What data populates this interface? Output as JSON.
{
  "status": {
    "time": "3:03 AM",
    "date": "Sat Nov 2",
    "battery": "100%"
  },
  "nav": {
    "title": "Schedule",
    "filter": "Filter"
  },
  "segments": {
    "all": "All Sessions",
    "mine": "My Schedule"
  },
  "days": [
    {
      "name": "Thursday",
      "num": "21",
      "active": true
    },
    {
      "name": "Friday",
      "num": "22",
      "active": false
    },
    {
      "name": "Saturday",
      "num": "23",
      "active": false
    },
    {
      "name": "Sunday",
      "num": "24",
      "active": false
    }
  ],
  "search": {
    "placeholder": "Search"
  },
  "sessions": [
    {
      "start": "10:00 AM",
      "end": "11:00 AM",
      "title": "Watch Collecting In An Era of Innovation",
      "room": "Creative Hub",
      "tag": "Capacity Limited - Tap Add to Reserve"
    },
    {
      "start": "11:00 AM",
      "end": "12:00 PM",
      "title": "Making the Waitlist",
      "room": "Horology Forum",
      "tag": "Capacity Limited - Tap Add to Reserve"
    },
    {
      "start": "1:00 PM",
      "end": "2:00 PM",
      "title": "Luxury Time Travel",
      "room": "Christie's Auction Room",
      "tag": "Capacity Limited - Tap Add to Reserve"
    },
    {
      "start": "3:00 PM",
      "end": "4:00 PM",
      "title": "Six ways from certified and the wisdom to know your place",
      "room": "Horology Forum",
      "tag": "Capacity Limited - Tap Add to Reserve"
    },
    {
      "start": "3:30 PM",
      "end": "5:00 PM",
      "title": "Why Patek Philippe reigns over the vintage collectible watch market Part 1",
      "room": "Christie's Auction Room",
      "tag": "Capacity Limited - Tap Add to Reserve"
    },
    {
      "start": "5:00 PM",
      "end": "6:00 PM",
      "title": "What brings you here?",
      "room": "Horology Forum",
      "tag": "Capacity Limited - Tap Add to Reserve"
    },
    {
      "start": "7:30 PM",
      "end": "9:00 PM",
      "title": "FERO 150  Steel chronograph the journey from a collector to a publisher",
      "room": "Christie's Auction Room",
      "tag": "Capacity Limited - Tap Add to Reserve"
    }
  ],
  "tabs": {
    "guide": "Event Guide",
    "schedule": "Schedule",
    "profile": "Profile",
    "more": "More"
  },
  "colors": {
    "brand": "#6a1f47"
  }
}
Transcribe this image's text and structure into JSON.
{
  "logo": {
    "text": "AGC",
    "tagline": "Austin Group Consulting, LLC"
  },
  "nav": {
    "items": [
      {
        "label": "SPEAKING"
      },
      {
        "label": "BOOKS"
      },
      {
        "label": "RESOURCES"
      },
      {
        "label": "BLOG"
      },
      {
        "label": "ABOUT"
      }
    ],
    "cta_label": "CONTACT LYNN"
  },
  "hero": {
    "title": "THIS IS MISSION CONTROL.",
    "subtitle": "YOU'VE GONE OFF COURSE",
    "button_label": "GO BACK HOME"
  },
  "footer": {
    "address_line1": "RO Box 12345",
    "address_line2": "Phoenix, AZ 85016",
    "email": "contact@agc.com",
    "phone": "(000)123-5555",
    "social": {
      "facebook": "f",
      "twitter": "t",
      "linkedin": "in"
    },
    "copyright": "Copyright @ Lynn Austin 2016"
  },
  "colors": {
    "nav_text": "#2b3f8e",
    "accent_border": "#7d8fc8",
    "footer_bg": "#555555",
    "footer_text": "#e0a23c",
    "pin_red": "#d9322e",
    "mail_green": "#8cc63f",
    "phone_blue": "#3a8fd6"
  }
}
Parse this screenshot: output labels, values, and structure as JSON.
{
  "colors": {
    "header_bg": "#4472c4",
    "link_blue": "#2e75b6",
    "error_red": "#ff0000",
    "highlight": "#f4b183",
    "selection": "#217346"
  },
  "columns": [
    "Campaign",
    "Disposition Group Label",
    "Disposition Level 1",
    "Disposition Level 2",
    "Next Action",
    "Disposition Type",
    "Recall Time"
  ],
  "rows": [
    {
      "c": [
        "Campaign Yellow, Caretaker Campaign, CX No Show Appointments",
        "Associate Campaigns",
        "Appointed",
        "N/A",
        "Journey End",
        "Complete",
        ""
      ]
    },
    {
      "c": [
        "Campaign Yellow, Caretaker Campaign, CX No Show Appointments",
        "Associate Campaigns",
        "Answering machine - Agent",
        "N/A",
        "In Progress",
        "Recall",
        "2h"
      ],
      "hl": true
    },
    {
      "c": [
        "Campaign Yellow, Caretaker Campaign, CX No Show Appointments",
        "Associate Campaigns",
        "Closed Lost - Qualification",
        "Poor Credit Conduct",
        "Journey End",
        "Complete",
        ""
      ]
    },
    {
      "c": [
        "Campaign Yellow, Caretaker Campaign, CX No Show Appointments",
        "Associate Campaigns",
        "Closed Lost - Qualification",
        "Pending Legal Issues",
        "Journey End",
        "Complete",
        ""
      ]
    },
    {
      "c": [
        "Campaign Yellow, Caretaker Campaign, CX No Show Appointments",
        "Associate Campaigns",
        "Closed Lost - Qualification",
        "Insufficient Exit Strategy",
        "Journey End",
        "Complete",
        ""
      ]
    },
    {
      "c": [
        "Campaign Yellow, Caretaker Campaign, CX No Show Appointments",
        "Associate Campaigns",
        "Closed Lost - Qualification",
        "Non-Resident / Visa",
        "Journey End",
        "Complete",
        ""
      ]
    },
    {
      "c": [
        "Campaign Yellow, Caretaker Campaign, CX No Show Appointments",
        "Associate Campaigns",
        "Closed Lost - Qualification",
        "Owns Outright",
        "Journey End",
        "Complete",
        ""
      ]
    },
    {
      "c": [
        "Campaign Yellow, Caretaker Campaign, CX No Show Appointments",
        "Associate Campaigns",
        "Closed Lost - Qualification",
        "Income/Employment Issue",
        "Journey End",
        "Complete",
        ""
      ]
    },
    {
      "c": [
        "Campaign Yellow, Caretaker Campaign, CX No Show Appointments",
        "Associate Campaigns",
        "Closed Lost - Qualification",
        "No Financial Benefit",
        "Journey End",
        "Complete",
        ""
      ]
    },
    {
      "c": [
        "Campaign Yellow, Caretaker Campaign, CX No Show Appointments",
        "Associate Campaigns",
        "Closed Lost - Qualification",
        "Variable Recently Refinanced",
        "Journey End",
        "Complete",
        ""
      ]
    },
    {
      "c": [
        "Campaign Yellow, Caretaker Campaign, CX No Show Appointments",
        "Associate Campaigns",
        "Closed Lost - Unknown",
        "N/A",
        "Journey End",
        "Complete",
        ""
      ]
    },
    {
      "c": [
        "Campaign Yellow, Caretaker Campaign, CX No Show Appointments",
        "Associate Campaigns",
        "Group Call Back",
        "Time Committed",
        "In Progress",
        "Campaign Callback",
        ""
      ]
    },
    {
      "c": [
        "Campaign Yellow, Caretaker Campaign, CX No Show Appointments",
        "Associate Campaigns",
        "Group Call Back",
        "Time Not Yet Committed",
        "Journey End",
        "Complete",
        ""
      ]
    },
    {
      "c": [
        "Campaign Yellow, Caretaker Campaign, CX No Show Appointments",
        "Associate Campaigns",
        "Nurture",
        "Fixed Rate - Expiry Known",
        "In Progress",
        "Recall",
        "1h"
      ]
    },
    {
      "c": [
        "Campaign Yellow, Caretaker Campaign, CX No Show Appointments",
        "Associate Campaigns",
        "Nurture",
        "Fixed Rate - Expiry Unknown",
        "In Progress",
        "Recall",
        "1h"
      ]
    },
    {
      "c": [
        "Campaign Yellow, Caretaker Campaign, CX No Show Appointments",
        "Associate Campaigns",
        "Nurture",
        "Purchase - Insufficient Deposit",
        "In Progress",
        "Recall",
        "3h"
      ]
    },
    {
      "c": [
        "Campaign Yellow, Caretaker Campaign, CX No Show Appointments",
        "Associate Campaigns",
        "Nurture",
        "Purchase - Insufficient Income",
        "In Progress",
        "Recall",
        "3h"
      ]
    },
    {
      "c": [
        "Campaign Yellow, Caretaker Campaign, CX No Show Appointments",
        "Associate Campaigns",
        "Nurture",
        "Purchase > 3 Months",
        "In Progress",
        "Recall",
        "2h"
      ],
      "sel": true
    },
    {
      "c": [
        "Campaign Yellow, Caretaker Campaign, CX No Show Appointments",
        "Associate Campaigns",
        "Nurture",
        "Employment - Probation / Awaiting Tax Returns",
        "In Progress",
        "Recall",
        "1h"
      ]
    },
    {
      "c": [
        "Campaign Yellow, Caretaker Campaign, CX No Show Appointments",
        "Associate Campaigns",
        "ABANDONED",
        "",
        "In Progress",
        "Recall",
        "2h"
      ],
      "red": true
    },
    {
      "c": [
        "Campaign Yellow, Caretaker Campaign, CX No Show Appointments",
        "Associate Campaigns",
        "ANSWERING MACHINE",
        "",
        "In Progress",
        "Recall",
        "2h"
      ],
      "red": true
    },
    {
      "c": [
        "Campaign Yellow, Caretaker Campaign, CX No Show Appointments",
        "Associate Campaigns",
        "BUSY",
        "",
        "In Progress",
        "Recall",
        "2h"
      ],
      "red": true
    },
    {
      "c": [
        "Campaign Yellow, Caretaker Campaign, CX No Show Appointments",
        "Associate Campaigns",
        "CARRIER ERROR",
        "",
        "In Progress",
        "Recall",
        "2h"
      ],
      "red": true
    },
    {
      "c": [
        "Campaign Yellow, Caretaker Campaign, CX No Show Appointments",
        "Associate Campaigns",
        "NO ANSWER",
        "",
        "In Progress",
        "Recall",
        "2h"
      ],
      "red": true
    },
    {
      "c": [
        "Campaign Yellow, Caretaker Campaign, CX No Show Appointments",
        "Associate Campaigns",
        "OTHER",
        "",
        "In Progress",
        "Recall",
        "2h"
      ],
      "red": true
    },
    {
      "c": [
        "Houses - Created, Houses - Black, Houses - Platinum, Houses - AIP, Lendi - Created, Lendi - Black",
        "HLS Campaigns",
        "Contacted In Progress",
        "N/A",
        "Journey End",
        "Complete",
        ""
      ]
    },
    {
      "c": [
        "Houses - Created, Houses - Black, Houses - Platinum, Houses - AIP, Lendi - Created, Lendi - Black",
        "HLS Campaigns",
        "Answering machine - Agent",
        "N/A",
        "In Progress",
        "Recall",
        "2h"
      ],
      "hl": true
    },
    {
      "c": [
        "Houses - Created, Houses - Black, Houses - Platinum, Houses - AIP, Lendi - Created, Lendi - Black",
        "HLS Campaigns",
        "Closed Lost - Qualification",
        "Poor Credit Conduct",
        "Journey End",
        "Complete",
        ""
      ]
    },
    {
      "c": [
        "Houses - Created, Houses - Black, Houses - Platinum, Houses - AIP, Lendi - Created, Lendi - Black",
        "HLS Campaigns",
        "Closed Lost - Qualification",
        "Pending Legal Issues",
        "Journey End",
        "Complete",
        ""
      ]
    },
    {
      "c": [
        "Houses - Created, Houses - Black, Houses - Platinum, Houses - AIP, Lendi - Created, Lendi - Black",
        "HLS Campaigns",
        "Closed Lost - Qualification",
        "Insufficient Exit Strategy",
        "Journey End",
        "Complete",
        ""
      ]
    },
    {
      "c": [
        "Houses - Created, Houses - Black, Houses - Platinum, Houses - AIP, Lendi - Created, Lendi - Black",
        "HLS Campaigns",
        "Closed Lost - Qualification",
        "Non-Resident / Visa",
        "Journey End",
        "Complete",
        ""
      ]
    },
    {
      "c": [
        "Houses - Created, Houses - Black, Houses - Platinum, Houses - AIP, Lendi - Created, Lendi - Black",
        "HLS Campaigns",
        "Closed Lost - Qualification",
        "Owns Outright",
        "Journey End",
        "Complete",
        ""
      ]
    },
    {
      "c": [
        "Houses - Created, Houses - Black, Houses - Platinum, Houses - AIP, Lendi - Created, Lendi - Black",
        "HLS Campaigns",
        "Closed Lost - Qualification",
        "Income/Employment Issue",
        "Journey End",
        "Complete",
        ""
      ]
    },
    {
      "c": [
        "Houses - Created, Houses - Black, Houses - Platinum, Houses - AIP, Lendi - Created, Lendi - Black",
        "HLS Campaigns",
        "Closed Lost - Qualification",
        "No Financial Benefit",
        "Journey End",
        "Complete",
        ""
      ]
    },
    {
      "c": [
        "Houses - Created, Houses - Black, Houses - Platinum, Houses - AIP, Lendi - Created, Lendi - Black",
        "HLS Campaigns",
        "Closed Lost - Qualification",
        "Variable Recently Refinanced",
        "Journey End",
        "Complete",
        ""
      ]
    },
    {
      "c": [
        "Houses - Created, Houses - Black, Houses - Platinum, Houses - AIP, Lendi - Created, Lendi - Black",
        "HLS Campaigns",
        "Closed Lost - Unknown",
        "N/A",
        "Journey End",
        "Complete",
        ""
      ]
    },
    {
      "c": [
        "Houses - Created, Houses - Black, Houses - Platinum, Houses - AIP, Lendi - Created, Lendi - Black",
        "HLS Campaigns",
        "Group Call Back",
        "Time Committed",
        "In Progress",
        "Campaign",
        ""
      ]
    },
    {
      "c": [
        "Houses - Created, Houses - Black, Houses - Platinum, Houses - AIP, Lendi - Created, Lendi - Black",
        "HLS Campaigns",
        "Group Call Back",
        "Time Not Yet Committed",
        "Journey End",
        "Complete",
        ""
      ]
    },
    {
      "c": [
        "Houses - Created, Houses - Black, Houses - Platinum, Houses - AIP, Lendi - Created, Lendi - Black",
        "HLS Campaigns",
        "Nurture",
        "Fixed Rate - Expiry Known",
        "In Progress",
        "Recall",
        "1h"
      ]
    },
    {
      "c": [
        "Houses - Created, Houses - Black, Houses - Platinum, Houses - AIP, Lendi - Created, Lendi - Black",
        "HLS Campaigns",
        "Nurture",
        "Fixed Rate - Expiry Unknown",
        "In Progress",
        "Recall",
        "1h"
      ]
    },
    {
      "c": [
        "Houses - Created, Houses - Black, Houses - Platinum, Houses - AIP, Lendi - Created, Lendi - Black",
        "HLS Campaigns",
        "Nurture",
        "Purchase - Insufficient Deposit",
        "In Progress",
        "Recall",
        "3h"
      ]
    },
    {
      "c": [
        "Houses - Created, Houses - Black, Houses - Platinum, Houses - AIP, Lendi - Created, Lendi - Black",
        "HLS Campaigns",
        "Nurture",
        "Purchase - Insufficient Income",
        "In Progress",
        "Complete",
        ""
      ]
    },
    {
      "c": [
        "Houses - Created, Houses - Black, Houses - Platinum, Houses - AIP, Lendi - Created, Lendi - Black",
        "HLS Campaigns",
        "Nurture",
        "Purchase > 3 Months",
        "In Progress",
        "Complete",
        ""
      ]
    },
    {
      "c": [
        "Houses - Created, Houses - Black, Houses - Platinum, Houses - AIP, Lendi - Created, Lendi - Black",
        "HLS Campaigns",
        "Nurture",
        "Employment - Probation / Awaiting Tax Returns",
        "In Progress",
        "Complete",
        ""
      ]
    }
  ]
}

________

#### [INSTRUCTION]
Reply with one number only, the count of lines above that hold the string "Austin".

#### [RESULT OF THIS EXERCISE]
2